TASK GOAL: Take the material and output all of it exactly.
begin MATERIAL FOR THIS TASK
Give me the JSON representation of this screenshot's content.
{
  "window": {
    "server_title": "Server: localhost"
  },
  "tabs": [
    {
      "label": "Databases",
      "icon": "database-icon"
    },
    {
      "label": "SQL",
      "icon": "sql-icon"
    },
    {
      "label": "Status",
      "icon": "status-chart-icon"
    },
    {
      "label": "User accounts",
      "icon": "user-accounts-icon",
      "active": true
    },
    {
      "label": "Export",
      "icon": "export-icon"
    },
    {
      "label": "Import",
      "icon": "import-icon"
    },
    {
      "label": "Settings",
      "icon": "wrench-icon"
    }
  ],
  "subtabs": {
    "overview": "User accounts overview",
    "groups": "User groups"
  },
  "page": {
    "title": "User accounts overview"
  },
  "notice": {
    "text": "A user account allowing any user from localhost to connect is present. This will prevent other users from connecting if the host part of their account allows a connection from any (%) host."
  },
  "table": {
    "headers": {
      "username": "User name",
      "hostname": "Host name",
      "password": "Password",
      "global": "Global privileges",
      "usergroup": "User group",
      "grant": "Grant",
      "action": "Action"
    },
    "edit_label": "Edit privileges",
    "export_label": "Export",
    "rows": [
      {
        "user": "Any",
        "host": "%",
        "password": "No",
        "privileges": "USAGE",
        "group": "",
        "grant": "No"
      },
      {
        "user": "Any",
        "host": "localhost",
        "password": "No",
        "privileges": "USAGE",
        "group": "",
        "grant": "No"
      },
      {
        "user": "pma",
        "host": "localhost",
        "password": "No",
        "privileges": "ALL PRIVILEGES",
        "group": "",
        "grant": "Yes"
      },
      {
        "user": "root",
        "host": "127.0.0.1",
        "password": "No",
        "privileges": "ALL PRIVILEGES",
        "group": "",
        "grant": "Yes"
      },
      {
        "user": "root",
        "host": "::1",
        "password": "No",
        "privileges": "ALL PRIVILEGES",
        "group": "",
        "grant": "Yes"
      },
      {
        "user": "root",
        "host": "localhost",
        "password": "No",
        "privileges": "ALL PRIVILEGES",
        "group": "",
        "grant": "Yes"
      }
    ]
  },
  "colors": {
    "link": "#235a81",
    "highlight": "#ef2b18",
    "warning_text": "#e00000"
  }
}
end MATERIAL FOR THIS TASK
ANSWER BELOW:
Give me the JSON representation of this screenshot's content.
{
  "window": {
    "server_title": "Server: localhost"
  },
  "tabs": [
    {
      "label": "Databases",
      "icon": "database-icon"
    },
    {
      "label": "SQL",
      "icon": "sql-icon"
    },
    {
      "label": "Status",
      "icon": "status-chart-icon"
    },
    {
      "label": "User accounts",
      "icon": "user-accounts-icon",
      "active": true
    },
    {
      "label": "Export",
      "icon": "export-icon"
    },
    {
      "label": "Import",
      "icon": "import-icon"
    },
    {
      "label": "Settings",
      "icon": "wrench-icon"
    }
  ],
  "subtabs": {
    "overview": "User accounts overview",
    "groups": "User groups"
  },
  "page": {
    "title": "User accounts overview"
  },
  "notice": {
    "text": "A user account allowing any user from localhost to connect is present. This will prevent other users from connecting if the host part of their account allows a connection from any (%) host."
  },
  "table": {
    "headers": {
      "username": "User name",
      "hostname": "Host name",
      "password": "Password",
      "global": "Global privileges",
      "usergroup": "User group",
      "grant": "Grant",
      "action": "Action"
    },
    "edit_label": "Edit privileges",
    "export_label": "Export",
    "rows": [
      {
        "user": "Any",
        "host": "%",
        "password": "No",
        "privileges": "USAGE",
        "group": "",
        "grant": "No"
      },
      {
        "user": "Any",
        "host": "localhost",
        "password": "No",
        "privileges": "USAGE",
        "group": "",
        "grant": "No"
      },
      {
        "user": "pma",
        "host": "localhost",
        "password": "No",
        "privileges": "ALL PRIVILEGES",
        "group": "",
        "grant": "Yes"
      },
      {
        "user": "root",
        "host": "127.0.0.1",
        "password": "No",
        "privileges": "ALL PRIVILEGES",
        "group": "",
        "grant": "Yes"
      },
      {
        "user": "root",
        "host": "::1",
        "password": "No",
        "privileges": "ALL PRIVILEGES",
        "group": "",
        "grant": "Yes"
      },
      {
        "user": "root",
        "host": "localhost",
        "password": "No",
        "privileges": "ALL PRIVILEGES",
        "group": "",
        "grant": "Yes"
      }
    ]
  },
  "colors": {
    "link": "#235a81",
    "highlight": "#ef2b18",
    "warning_text": "#e00000"
  }
}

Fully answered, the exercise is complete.